# [EXERCISE]
Locate every line that holds the string "text" and copy it.

────

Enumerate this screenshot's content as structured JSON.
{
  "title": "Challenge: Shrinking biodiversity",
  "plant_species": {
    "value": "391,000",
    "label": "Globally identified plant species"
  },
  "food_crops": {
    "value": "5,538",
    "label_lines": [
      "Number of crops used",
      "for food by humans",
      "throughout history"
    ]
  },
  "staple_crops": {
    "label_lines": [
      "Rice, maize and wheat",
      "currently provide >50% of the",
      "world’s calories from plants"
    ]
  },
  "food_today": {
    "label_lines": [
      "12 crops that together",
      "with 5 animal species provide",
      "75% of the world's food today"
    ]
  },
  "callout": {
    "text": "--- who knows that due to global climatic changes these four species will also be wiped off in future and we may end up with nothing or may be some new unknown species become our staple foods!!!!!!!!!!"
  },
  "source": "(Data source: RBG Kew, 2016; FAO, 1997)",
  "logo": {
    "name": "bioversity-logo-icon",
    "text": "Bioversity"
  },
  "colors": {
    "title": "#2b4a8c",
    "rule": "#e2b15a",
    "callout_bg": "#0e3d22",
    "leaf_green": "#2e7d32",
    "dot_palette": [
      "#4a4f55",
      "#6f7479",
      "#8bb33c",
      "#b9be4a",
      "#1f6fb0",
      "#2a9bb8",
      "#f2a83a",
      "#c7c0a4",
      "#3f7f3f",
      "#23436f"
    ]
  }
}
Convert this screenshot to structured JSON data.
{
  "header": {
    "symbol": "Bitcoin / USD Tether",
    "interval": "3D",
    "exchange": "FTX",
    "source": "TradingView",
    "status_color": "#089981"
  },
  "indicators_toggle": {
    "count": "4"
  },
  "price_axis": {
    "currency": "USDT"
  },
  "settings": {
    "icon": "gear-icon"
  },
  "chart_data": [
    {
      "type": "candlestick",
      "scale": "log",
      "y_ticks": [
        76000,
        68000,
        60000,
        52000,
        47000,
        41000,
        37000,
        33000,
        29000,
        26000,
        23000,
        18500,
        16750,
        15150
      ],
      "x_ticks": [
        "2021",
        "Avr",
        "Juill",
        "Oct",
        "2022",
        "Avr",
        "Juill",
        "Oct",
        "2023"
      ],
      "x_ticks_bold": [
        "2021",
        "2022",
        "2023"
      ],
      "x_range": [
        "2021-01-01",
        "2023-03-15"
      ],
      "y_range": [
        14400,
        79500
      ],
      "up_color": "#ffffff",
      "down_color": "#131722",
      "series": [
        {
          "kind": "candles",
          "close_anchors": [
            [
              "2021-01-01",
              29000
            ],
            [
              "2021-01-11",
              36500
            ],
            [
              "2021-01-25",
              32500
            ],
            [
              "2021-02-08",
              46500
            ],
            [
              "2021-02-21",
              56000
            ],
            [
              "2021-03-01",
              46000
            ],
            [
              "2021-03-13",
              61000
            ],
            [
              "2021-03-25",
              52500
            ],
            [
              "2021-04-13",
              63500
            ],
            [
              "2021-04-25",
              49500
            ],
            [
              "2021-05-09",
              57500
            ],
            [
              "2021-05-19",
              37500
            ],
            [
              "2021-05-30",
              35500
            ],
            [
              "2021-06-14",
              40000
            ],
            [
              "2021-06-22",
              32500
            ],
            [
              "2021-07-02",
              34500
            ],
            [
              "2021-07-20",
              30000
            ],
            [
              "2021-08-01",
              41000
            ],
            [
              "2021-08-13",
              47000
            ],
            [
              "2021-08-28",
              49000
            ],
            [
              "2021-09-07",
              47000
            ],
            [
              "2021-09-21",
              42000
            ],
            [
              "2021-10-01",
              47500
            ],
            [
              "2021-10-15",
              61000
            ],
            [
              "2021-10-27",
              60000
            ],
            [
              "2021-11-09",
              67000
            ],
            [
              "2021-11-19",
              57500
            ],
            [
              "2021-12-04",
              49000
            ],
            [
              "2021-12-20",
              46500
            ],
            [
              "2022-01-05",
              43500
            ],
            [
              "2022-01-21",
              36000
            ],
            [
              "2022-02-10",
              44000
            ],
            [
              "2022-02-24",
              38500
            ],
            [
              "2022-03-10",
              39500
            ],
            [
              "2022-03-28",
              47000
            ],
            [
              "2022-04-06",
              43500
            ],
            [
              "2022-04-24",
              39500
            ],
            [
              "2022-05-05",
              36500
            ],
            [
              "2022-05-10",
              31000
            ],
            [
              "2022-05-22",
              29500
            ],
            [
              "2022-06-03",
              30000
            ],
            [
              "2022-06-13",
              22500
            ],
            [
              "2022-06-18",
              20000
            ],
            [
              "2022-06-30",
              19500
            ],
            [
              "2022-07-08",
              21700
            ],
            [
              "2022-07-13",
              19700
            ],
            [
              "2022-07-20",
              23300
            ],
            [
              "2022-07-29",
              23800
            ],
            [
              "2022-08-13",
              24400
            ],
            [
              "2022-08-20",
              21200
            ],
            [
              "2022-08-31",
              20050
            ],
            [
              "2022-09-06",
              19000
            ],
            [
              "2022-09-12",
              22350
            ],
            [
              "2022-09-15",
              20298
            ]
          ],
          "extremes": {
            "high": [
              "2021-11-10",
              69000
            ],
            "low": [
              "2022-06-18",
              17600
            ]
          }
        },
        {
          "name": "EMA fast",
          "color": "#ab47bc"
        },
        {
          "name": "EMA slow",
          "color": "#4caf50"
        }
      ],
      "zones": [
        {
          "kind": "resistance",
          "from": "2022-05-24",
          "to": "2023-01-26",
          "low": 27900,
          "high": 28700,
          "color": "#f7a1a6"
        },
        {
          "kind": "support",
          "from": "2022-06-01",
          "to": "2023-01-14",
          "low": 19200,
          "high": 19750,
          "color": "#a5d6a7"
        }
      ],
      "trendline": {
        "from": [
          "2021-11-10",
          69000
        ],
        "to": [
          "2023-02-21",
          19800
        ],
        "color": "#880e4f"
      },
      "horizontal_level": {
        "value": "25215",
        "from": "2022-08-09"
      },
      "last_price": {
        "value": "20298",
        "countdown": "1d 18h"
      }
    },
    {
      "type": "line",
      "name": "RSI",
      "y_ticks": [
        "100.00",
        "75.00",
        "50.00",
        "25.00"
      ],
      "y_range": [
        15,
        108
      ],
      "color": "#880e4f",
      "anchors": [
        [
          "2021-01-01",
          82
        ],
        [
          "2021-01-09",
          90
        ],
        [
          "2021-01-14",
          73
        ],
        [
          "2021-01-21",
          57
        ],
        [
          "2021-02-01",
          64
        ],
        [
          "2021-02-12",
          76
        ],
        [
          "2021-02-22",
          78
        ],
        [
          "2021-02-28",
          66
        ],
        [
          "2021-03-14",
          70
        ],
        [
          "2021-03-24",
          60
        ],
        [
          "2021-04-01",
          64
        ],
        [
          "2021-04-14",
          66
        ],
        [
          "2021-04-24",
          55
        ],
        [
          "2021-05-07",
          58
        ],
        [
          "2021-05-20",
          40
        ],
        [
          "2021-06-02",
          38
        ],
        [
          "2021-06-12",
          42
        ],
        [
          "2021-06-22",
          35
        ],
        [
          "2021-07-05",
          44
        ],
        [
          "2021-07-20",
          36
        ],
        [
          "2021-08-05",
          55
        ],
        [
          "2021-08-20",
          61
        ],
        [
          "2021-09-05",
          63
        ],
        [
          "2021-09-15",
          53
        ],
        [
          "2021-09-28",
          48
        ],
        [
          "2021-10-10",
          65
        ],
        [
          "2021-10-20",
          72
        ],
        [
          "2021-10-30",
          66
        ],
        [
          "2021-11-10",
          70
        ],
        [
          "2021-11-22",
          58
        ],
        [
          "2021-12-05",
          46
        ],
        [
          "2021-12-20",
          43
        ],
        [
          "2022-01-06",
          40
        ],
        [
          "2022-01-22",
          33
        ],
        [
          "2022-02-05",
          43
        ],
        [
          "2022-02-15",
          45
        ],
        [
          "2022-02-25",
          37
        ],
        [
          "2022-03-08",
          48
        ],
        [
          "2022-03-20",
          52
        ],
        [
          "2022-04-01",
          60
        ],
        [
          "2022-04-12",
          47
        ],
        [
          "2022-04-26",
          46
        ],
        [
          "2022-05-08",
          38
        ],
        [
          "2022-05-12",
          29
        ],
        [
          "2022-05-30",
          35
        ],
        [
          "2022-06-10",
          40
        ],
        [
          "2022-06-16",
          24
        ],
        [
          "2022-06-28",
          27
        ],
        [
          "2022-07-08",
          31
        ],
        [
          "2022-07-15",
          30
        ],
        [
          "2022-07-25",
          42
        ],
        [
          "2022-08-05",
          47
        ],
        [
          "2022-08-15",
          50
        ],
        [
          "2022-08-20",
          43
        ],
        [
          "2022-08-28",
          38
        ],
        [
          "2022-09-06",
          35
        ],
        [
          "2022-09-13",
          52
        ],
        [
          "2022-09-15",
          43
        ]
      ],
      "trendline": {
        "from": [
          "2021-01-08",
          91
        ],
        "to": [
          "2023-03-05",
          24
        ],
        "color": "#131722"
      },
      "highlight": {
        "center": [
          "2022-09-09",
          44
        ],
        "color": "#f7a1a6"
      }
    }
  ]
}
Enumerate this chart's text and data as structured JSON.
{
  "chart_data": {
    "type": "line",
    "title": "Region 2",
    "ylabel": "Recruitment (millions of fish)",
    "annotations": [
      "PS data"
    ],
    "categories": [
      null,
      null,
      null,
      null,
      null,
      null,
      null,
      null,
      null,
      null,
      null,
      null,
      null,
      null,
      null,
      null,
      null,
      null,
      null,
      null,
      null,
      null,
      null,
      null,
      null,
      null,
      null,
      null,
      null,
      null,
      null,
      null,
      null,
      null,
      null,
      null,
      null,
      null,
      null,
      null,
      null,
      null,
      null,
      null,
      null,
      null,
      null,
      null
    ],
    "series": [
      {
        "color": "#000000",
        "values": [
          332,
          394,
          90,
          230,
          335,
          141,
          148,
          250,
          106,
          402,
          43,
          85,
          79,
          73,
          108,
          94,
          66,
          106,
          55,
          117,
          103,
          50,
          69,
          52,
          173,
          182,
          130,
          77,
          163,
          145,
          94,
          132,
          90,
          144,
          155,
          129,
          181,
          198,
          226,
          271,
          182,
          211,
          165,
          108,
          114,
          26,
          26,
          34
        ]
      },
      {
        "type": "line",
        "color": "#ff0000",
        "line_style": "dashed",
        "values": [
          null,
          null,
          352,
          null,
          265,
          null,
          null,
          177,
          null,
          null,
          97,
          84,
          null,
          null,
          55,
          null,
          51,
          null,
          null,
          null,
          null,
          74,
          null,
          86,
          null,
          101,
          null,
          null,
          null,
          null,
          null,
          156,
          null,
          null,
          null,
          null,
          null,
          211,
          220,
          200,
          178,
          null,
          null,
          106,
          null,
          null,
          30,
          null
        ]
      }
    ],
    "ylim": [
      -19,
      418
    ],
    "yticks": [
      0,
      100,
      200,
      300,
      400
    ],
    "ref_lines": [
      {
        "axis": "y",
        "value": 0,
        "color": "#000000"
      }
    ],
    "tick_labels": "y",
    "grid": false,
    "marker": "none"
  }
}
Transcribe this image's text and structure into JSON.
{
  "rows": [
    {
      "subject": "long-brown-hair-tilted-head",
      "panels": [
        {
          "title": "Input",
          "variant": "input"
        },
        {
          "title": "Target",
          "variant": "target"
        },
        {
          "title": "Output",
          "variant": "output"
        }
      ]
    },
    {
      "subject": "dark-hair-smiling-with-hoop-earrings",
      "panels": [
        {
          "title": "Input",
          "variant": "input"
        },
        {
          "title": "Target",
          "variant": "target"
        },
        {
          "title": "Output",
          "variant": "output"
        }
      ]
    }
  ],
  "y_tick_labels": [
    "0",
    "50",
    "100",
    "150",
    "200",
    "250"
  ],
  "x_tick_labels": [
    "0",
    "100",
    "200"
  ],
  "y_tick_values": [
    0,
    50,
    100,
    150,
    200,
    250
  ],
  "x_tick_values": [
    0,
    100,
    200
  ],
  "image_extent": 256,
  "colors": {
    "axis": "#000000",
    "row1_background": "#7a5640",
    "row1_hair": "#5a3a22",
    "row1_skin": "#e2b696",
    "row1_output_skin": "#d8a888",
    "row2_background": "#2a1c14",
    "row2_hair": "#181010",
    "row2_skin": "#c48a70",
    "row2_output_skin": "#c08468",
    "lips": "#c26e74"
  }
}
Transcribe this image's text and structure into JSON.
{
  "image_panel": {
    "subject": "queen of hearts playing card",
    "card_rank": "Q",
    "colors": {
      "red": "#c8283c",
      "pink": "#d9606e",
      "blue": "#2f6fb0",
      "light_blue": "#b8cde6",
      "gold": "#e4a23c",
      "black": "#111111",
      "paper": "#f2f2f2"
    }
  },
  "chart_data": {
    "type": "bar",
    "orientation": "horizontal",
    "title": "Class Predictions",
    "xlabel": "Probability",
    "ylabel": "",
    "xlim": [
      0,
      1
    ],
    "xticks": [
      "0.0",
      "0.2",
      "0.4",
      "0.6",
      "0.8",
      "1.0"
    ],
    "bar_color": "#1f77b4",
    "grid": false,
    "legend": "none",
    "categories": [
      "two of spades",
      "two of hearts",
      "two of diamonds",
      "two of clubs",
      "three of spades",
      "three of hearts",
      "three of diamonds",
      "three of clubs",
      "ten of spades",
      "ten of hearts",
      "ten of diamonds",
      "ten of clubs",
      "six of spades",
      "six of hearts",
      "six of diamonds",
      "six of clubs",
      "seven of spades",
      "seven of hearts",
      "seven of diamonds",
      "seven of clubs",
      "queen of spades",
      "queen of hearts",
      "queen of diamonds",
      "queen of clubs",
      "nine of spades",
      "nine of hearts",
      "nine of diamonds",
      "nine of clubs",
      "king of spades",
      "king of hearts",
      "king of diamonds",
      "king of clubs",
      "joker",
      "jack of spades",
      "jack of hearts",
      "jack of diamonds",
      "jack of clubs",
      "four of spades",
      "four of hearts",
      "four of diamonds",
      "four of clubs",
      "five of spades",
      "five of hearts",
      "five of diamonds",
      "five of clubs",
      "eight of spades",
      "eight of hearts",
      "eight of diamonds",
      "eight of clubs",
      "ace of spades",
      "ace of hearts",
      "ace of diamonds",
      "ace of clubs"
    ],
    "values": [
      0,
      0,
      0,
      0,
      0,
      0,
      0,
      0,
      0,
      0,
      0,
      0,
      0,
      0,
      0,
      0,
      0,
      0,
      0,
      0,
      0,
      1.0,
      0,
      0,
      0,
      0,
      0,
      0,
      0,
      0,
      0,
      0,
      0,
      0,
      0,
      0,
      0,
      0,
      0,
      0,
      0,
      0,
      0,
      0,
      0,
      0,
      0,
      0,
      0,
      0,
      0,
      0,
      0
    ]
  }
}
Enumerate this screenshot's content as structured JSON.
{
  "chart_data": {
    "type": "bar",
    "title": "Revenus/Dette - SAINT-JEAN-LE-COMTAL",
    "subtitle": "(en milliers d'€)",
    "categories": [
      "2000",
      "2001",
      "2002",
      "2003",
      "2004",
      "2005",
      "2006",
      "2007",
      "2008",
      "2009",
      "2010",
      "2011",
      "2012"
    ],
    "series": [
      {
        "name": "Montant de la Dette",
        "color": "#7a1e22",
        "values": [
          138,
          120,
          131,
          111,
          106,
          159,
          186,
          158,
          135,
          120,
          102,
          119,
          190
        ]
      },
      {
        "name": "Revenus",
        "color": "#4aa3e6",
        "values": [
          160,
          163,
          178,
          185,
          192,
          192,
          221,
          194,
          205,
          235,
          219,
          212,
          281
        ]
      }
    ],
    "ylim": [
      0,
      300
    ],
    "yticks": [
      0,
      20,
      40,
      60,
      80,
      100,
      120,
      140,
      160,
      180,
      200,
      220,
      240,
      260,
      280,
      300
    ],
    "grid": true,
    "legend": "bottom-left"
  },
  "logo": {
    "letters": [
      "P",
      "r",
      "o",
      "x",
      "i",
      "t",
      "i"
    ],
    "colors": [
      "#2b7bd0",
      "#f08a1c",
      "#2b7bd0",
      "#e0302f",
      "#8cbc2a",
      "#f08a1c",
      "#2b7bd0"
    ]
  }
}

────

# [COMPLETED TASK]
    "text": "--- who knows that due to global climatic changes these four species will also be wiped off in future and we may end up with nothing or may be some new unknown species become our staple foods!!!!!!!!!!"
    "text": "Bioversity"
Enumerate this chart's text and data as structured JSON.
Transcribe this image's text and structure into JSON.
Transcribe this image's text and structure into JSON.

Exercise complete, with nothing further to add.